_YOUR INSTRUCTIONS:_
Print the entire listing. Each line must match the original exactly.

------------

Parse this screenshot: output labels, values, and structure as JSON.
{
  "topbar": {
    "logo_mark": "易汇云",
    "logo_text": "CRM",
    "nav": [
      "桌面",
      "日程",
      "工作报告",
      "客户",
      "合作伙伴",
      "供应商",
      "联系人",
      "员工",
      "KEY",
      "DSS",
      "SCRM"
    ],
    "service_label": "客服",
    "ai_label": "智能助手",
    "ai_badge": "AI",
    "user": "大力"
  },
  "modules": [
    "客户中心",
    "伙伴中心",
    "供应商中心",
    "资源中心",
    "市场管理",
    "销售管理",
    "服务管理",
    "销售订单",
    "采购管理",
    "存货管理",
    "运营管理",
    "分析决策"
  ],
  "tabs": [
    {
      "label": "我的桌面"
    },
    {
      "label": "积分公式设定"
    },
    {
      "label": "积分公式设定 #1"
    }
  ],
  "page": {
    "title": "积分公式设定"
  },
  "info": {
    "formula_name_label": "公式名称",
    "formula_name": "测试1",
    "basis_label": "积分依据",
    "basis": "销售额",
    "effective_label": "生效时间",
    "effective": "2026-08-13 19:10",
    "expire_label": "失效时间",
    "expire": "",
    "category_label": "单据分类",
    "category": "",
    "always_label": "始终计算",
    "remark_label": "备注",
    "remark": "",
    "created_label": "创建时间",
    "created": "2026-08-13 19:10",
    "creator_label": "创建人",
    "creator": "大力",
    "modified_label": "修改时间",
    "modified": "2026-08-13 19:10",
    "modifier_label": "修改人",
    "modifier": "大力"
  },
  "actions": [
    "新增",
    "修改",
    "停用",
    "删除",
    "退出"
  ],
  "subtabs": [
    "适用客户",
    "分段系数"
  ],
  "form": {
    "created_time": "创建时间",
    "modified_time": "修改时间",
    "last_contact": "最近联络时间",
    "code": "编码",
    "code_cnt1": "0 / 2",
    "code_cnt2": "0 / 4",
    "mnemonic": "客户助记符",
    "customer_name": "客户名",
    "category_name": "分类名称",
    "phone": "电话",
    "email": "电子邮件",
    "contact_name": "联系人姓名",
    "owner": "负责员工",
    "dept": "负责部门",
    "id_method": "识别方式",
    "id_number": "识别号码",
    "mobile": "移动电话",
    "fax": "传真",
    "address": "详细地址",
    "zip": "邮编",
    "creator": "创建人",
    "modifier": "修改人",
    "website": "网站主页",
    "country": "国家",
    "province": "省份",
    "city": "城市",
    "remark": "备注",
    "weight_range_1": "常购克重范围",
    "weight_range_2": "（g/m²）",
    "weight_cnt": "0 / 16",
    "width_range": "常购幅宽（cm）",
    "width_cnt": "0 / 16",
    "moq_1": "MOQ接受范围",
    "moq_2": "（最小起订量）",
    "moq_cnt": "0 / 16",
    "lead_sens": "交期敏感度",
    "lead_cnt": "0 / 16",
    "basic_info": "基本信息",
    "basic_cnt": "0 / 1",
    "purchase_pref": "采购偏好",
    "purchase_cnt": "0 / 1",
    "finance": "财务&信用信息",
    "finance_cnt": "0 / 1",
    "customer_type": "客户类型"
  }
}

------------

_WRITTEN ANSWER:_
Parse this screenshot: output labels, values, and structure as JSON.
{
  "topbar": {
    "logo_mark": "易汇云",
    "logo_text": "CRM",
    "nav": [
      "桌面",
      "日程",
      "工作报告",
      "客户",
      "合作伙伴",
      "供应商",
      "联系人",
      "员工",
      "KEY",
      "DSS",
      "SCRM"
    ],
    "service_label": "客服",
    "ai_label": "智能助手",
    "ai_badge": "AI",
    "user": "大力"
  },
  "modules": [
    "客户中心",
    "伙伴中心",
    "供应商中心",
    "资源中心",
    "市场管理",
    "销售管理",
    "服务管理",
    "销售订单",
    "采购管理",
    "存货管理",
    "运营管理",
    "分析决策"
  ],
  "tabs": [
    {
      "label": "我的桌面"
    },
    {
      "label": "积分公式设定"
    },
    {
      "label": "积分公式设定 #1"
    }
  ],
  "page": {
    "title": "积分公式设定"
  },
  "info": {
    "formula_name_label": "公式名称",
    "formula_name": "测试1",
    "basis_label": "积分依据",
    "basis": "销售额",
    "effective_label": "生效时间",
    "effective": "2026-08-13 19:10",
    "expire_label": "失效时间",
    "expire": "",
    "category_label": "单据分类",
    "category": "",
    "always_label": "始终计算",
    "remark_label": "备注",
    "remark": "",
    "created_label": "创建时间",
    "created": "2026-08-13 19:10",
    "creator_label": "创建人",
    "creator": "大力",
    "modified_label": "修改时间",
    "modified": "2026-08-13 19:10",
    "modifier_label": "修改人",
    "modifier": "大力"
  },
  "actions": [
    "新增",
    "修改",
    "停用",
    "删除",
    "退出"
  ],
  "subtabs": [
    "适用客户",
    "分段系数"
  ],
  "form": {
    "created_time": "创建时间",
    "modified_time": "修改时间",
    "last_contact": "最近联络时间",
    "code": "编码",
    "code_cnt1": "0 / 2",
    "code_cnt2": "0 / 4",
    "mnemonic": "客户助记符",
    "customer_name": "客户名",
    "category_name": "分类名称",
    "phone": "电话",
    "email": "电子邮件",
    "contact_name": "联系人姓名",
    "owner": "负责员工",
    "dept": "负责部门",
    "id_method": "识别方式",
    "id_number": "识别号码",
    "mobile": "移动电话",
    "fax": "传真",
    "address": "详细地址",
    "zip": "邮编",
    "creator": "创建人",
    "modifier": "修改人",
    "website": "网站主页",
    "country": "国家",
    "province": "省份",
    "city": "城市",
    "remark": "备注",
    "weight_range_1": "常购克重范围",
    "weight_range_2": "（g/m²）",
    "weight_cnt": "0 / 16",
    "width_range": "常购幅宽（cm）",
    "width_cnt": "0 / 16",
    "moq_1": "MOQ接受范围",
    "moq_2": "（最小起订量）",
    "moq_cnt": "0 / 16",
    "lead_sens": "交期敏感度",
    "lead_cnt": "0 / 16",
    "basic_info": "基本信息",
    "basic_cnt": "0 / 1",
    "purchase_pref": "采购偏好",
    "purchase_cnt": "0 / 1",
    "finance": "财务&信用信息",
    "finance_cnt": "0 / 1",
    "customer_type": "客户类型"
  }
}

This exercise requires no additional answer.